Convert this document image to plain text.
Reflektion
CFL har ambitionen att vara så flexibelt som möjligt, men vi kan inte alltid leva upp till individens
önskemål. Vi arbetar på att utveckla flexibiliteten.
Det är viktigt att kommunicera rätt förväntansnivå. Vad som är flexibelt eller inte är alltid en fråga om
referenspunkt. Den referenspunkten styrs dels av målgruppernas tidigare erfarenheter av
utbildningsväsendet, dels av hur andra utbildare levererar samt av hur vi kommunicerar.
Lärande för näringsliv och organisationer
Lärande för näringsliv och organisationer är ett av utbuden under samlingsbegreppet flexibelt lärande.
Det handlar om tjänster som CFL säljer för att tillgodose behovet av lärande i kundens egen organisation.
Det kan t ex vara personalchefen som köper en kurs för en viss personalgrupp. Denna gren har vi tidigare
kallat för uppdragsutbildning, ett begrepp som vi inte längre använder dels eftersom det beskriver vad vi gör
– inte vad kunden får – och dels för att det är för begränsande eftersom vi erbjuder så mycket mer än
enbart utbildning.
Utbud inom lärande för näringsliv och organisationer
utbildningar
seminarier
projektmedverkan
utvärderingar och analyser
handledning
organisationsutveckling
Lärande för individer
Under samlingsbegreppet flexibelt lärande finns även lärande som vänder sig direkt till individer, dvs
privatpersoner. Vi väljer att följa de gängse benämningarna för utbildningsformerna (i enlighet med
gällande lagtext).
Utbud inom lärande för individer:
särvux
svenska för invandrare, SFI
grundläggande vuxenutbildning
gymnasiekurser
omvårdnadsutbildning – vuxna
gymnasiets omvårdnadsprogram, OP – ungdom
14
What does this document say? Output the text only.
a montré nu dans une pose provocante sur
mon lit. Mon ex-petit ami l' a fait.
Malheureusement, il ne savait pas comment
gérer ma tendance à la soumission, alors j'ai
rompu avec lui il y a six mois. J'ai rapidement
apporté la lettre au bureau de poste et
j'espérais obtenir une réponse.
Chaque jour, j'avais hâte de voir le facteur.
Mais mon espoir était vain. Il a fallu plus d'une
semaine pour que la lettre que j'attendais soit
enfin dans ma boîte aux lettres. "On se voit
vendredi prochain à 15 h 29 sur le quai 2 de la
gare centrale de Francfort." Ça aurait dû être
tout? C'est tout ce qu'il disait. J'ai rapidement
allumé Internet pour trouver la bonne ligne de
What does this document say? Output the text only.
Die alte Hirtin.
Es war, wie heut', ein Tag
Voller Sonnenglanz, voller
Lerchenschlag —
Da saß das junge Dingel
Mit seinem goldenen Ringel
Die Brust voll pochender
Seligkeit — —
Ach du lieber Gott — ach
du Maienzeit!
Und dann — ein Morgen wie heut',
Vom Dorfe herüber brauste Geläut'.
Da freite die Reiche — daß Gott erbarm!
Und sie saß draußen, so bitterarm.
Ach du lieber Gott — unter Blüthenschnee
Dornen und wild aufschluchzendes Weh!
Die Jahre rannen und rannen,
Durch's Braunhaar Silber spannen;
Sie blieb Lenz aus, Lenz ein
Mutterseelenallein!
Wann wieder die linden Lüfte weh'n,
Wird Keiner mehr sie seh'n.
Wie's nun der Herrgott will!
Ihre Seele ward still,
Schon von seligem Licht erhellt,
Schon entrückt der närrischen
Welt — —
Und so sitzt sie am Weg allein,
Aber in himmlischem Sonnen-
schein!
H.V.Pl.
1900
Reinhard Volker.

***

### [WRITTEN EXERCISE]
Repeat the data above, word for word.

### [SOLUTION TO THE PROBLEM]
Convert this document image to plain text.
Reflektion
CFL har ambitionen att vara så flexibelt som möjligt, men vi kan inte alltid leva upp till individens
önskemål. Vi arbetar på att utveckla flexibiliteten.
Det är viktigt att kommunicera rätt förväntansnivå. Vad som är flexibelt eller inte är alltid en fråga om
referenspunkt. Den referenspunkten styrs dels av målgruppernas tidigare erfarenheter av
utbildningsväsendet, dels av hur andra utbildare levererar samt av hur vi kommunicerar.
Lärande för näringsliv och organisationer
Lärande för näringsliv och organisationer är ett av utbuden under samlingsbegreppet flexibelt lärande.
Det handlar om tjänster som CFL säljer för att tillgodose behovet av lärande i kundens egen organisation.
Det kan t ex vara personalchefen som köper en kurs för en viss personalgrupp. Denna gren har vi tidigare
kallat för uppdragsutbildning, ett begrepp som vi inte längre använder dels eftersom det beskriver vad vi gör
– inte vad kunden får – och dels för att det är för begränsande eftersom vi erbjuder så mycket mer än
enbart utbildning.
Utbud inom lärande för näringsliv och organisationer
utbildningar
seminarier
projektmedverkan
utvärderingar och analyser
handledning
organisationsutveckling
Lärande för individer
Under samlingsbegreppet flexibelt lärande finns även lärande som vänder sig direkt till individer, dvs
privatpersoner. Vi väljer att följa de gängse benämningarna för utbildningsformerna (i enlighet med
gällande lagtext).
Utbud inom lärande för individer:
särvux
svenska för invandrare, SFI
grundläggande vuxenutbildning
gymnasiekurser
omvårdnadsutbildning – vuxna
gymnasiets omvårdnadsprogram, OP – ungdom
14
What does this document say? Output the text only.
a montré nu dans une pose provocante sur
mon lit. Mon ex-petit ami l' a fait.
Malheureusement, il ne savait pas comment
gérer ma tendance à la soumission, alors j'ai
rompu avec lui il y a six mois. J'ai rapidement
apporté la lettre au bureau de poste et
j'espérais obtenir une réponse.
Chaque jour, j'avais hâte de voir le facteur.
Mais mon espoir était vain. Il a fallu plus d'une
semaine pour que la lettre que j'attendais soit
enfin dans ma boîte aux lettres. "On se voit
vendredi prochain à 15 h 29 sur le quai 2 de la
gare centrale de Francfort." Ça aurait dû être
tout? C'est tout ce qu'il disait. J'ai rapidement
allumé Internet pour trouver la bonne ligne de
What does this document say? Output the text only.
Die alte Hirtin.
Es war, wie heut', ein Tag
Voller Sonnenglanz, voller
Lerchenschlag —
Da saß das junge Dingel
Mit seinem goldenen Ringel
Die Brust voll pochender
Seligkeit — —
Ach du lieber Gott — ach
du Maienzeit!
Und dann — ein Morgen wie heut',
Vom Dorfe herüber brauste Geläut'.
Da freite die Reiche — daß Gott erbarm!
Und sie saß draußen, so bitterarm.
Ach du lieber Gott — unter Blüthenschnee
Dornen und wild aufschluchzendes Weh!
Die Jahre rannen und rannen,
Durch's Braunhaar Silber spannen;
Sie blieb Lenz aus, Lenz ein
Mutterseelenallein!
Wann wieder die linden Lüfte weh'n,
Wird Keiner mehr sie seh'n.
Wie's nun der Herrgott will!
Ihre Seele ward still,
Schon von seligem Licht erhellt,
Schon entrückt der närrischen
Welt — —
Und so sitzt sie am Weg allein,
Aber in himmlischem Sonnen-
schein!
H.V.Pl.
1900
Reinhard Volker.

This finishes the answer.